* begin *

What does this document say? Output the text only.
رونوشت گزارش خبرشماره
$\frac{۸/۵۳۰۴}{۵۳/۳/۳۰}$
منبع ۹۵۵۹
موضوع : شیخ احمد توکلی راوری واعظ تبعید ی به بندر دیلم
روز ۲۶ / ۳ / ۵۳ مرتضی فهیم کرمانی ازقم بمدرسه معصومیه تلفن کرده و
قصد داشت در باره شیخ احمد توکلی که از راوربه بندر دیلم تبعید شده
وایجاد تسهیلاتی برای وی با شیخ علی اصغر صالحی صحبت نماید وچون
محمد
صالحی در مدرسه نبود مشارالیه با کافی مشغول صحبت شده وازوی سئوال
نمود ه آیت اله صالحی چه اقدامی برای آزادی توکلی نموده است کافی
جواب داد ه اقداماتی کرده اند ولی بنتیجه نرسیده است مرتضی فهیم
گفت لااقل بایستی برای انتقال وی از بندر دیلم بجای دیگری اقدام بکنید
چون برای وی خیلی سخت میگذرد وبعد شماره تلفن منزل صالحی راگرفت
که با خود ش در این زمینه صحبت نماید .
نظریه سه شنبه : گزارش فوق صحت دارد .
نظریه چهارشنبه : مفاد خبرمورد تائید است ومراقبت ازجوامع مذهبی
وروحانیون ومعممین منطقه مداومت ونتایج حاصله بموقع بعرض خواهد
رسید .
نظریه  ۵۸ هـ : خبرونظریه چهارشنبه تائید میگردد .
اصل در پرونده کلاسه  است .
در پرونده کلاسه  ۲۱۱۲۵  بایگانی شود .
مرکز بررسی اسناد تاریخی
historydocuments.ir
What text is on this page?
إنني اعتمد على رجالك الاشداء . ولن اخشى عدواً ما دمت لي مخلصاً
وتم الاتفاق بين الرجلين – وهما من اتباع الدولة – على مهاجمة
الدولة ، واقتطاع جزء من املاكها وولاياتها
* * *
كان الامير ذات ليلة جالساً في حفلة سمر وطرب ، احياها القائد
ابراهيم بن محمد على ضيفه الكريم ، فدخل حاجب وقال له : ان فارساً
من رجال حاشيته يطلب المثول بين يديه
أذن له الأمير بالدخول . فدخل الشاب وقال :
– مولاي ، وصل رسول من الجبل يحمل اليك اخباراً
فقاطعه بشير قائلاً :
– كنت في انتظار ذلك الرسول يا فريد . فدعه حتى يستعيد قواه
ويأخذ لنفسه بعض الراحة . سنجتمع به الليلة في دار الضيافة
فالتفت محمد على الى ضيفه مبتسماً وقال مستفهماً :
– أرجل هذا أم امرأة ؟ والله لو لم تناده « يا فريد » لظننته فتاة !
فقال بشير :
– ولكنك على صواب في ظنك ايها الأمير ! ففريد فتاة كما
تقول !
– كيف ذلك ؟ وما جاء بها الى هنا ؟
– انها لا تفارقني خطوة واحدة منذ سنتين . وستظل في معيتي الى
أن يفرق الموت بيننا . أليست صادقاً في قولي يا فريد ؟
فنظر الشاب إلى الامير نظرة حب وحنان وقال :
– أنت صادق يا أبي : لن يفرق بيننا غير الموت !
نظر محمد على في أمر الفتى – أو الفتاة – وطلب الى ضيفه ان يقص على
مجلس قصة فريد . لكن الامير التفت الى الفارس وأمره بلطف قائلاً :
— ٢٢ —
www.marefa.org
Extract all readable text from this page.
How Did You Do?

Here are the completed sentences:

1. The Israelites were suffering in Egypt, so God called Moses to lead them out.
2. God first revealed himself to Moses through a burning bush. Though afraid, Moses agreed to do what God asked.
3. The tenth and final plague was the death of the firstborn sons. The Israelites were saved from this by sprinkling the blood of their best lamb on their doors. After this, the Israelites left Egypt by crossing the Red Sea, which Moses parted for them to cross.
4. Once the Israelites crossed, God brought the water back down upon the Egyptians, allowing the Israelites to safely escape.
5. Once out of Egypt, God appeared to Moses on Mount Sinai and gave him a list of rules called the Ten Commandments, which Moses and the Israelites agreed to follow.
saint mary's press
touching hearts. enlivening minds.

* end *

- **WHAT IS BEING ASKED**: Nothing should be left out: repeat all of the data exactly.

- **WORKED ANSWER**:
What does this document say? Output the text only.
رونوشت گزارش خبرشماره
$\frac{۸/۵۳۰۴}{۵۳/۳/۳۰}$
منبع ۹۵۵۹
موضوع : شیخ احمد توکلی راوری واعظ تبعید ی به بندر دیلم
روز ۲۶ / ۳ / ۵۳ مرتضی فهیم کرمانی ازقم بمدرسه معصومیه تلفن کرده و
قصد داشت در باره شیخ احمد توکلی که از راوربه بندر دیلم تبعید شده
وایجاد تسهیلاتی برای وی با شیخ علی اصغر صالحی صحبت نماید وچون
محمد
صالحی در مدرسه نبود مشارالیه با کافی مشغول صحبت شده وازوی سئوال
نمود ه آیت اله صالحی چه اقدامی برای آزادی توکلی نموده است کافی
جواب داد ه اقداماتی کرده اند ولی بنتیجه نرسیده است مرتضی فهیم
گفت لااقل بایستی برای انتقال وی از بندر دیلم بجای دیگری اقدام بکنید
چون برای وی خیلی سخت میگذرد وبعد شماره تلفن منزل صالحی راگرفت
که با خود ش در این زمینه صحبت نماید .
نظریه سه شنبه : گزارش فوق صحت دارد .
نظریه چهارشنبه : مفاد خبرمورد تائید است ومراقبت ازجوامع مذهبی
وروحانیون ومعممین منطقه مداومت ونتایج حاصله بموقع بعرض خواهد
رسید .
نظریه  ۵۸ هـ : خبرونظریه چهارشنبه تائید میگردد .
اصل در پرونده کلاسه  است .
در پرونده کلاسه  ۲۱۱۲۵  بایگانی شود .
مرکز بررسی اسناد تاریخی
historydocuments.ir
What text is on this page?
إنني اعتمد على رجالك الاشداء . ولن اخشى عدواً ما دمت لي مخلصاً
وتم الاتفاق بين الرجلين – وهما من اتباع الدولة – على مهاجمة
الدولة ، واقتطاع جزء من املاكها وولاياتها
* * *
كان الامير ذات ليلة جالساً في حفلة سمر وطرب ، احياها القائد
ابراهيم بن محمد على ضيفه الكريم ، فدخل حاجب وقال له : ان فارساً
من رجال حاشيته يطلب المثول بين يديه
أذن له الأمير بالدخول . فدخل الشاب وقال :
– مولاي ، وصل رسول من الجبل يحمل اليك اخباراً
فقاطعه بشير قائلاً :
– كنت في انتظار ذلك الرسول يا فريد . فدعه حتى يستعيد قواه
ويأخذ لنفسه بعض الراحة . سنجتمع به الليلة في دار الضيافة
فالتفت محمد على الى ضيفه مبتسماً وقال مستفهماً :
– أرجل هذا أم امرأة ؟ والله لو لم تناده « يا فريد » لظننته فتاة !
فقال بشير :
– ولكنك على صواب في ظنك ايها الأمير ! ففريد فتاة كما
تقول !
– كيف ذلك ؟ وما جاء بها الى هنا ؟
– انها لا تفارقني خطوة واحدة منذ سنتين . وستظل في معيتي الى
أن يفرق الموت بيننا . أليست صادقاً في قولي يا فريد ؟
فنظر الشاب إلى الامير نظرة حب وحنان وقال :
– أنت صادق يا أبي : لن يفرق بيننا غير الموت !
نظر محمد على في أمر الفتى – أو الفتاة – وطلب الى ضيفه ان يقص على
مجلس قصة فريد . لكن الامير التفت الى الفارس وأمره بلطف قائلاً :
— ٢٢ —
www.marefa.org
Extract all readable text from this page.
How Did You Do?

Here are the completed sentences:

1. The Israelites were suffering in Egypt, so God called Moses to lead them out.
2. God first revealed himself to Moses through a burning bush. Though afraid, Moses agreed to do what God asked.
3. The tenth and final plague was the death of the firstborn sons. The Israelites were saved from this by sprinkling the blood of their best lamb on their doors. After this, the Israelites left Egypt by crossing the Red Sea, which Moses parted for them to cross.
4. Once the Israelites crossed, God brought the water back down upon the Egyptians, allowing the Israelites to safely escape.
5. Once out of Egypt, God appeared to Moses on Mount Sinai and gave him a list of rules called the Ten Commandments, which Moses and the Israelites agreed to follow.
saint mary's press
touching hearts. enlivening minds.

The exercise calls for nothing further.